TASK TO COMPLETE :: Go through the listing below and gather every line with the word "σταυροῦ".

RECORDS SHOWN ::

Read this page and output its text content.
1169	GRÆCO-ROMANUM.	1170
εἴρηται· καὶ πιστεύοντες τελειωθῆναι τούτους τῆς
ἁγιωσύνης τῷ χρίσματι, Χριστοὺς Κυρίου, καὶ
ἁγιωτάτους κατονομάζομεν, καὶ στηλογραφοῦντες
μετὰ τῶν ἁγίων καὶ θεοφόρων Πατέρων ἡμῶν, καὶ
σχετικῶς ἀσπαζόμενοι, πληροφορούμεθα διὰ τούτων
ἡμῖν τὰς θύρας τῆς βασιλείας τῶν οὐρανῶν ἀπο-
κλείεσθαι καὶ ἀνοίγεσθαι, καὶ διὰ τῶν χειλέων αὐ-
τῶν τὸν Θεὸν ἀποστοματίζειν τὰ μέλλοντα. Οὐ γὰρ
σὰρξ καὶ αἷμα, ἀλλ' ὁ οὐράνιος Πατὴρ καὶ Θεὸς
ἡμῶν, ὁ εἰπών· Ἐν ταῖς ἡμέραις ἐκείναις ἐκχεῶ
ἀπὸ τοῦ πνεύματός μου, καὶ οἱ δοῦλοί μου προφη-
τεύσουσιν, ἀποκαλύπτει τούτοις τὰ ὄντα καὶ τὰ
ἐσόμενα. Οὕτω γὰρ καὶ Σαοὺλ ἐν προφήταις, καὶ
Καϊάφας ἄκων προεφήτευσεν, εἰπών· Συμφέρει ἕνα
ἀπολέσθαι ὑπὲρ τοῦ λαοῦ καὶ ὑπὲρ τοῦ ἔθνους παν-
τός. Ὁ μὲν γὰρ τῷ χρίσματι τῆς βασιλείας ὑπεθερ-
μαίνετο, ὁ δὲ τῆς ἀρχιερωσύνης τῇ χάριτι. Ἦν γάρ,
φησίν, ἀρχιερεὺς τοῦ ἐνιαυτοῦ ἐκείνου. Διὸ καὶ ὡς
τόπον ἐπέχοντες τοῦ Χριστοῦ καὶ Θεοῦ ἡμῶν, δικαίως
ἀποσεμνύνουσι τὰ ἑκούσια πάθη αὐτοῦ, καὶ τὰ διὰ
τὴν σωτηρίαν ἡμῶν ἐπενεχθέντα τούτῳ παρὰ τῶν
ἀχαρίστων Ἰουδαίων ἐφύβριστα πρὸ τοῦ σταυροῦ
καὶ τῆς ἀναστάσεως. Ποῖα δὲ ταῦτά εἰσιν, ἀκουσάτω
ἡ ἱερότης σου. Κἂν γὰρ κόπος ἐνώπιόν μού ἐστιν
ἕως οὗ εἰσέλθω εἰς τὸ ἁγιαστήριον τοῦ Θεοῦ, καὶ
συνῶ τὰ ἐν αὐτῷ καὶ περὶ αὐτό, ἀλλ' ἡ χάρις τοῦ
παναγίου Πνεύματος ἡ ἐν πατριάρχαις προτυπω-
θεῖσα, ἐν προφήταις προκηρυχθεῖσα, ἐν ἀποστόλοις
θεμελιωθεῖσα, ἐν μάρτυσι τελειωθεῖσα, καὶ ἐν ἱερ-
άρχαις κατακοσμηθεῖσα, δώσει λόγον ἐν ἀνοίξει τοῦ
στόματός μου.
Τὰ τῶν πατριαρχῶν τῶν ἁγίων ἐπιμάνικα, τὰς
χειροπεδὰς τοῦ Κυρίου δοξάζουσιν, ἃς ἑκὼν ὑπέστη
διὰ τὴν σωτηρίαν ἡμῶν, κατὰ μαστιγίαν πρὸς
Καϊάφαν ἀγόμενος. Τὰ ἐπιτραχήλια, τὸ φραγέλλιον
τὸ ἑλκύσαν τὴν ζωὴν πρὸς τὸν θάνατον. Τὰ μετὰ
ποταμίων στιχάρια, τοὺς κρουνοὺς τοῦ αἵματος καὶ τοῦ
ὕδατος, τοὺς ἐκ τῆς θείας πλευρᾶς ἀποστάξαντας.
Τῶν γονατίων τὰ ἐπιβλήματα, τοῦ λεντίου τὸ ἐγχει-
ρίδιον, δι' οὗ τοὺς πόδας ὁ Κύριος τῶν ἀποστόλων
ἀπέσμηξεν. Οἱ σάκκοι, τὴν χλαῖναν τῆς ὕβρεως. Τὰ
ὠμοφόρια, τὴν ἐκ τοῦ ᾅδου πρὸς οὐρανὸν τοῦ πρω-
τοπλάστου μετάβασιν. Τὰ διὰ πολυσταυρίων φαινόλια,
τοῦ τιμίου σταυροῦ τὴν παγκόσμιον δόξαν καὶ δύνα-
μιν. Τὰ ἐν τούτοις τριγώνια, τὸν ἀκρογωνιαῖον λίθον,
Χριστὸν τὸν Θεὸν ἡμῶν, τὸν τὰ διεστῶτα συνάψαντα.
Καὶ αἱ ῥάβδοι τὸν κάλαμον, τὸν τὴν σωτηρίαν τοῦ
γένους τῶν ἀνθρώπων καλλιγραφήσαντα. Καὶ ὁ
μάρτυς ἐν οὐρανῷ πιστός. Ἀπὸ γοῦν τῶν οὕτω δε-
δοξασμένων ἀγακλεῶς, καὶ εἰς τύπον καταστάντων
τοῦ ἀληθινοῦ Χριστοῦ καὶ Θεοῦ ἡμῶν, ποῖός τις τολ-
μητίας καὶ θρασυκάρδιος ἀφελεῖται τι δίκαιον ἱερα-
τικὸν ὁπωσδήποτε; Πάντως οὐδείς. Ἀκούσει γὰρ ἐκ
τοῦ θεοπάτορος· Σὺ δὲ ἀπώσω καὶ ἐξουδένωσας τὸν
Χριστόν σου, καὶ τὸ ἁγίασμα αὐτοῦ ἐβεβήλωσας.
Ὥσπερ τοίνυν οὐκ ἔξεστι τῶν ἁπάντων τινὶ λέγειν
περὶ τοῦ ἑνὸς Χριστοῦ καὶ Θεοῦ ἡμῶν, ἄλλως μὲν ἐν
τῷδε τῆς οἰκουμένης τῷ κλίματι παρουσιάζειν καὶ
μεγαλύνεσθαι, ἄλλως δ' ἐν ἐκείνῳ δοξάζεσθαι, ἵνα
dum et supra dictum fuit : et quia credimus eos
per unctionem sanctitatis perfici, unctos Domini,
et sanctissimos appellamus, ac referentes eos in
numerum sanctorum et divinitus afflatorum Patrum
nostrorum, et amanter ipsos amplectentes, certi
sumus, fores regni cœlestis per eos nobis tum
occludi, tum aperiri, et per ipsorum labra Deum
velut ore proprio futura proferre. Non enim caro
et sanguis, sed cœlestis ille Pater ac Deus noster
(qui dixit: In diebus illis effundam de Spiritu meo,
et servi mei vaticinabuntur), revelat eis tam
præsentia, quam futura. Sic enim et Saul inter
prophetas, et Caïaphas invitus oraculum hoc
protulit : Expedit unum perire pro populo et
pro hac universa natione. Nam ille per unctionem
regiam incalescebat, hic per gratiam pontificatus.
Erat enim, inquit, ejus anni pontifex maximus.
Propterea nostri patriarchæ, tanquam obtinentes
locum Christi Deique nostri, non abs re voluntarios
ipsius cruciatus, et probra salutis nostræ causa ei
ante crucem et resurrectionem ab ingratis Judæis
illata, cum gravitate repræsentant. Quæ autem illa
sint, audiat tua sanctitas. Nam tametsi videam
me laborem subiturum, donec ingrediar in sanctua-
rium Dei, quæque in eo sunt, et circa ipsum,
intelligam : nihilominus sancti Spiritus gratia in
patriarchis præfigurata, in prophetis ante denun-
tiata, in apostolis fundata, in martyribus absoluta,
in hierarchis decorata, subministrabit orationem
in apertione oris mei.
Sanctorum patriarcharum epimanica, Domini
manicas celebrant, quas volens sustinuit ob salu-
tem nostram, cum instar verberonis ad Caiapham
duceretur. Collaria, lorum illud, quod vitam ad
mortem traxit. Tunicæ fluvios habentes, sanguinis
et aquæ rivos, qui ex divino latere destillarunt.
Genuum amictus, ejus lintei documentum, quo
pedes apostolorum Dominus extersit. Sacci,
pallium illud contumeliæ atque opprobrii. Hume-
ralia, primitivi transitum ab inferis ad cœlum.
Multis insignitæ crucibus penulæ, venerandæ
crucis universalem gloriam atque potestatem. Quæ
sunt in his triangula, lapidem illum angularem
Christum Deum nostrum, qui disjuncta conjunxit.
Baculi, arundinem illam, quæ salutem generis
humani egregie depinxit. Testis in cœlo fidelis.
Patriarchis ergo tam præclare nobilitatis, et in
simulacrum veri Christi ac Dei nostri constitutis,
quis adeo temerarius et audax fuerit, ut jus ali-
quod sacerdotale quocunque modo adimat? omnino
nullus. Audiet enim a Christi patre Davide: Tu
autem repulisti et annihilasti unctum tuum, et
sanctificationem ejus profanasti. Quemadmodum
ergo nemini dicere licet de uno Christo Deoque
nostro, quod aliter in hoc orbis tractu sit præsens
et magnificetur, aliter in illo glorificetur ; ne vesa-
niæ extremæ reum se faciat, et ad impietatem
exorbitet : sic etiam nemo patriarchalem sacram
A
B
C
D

EXERCISE SOLUTION ::
ἀχαρίστων Ἰουδαίων ἐφύβριστα πρὸ τοῦ σταυροῦ
τοῦ τιμίου σταυροῦ τὴν παγκόσμιον δόξαν καὶ δύνα-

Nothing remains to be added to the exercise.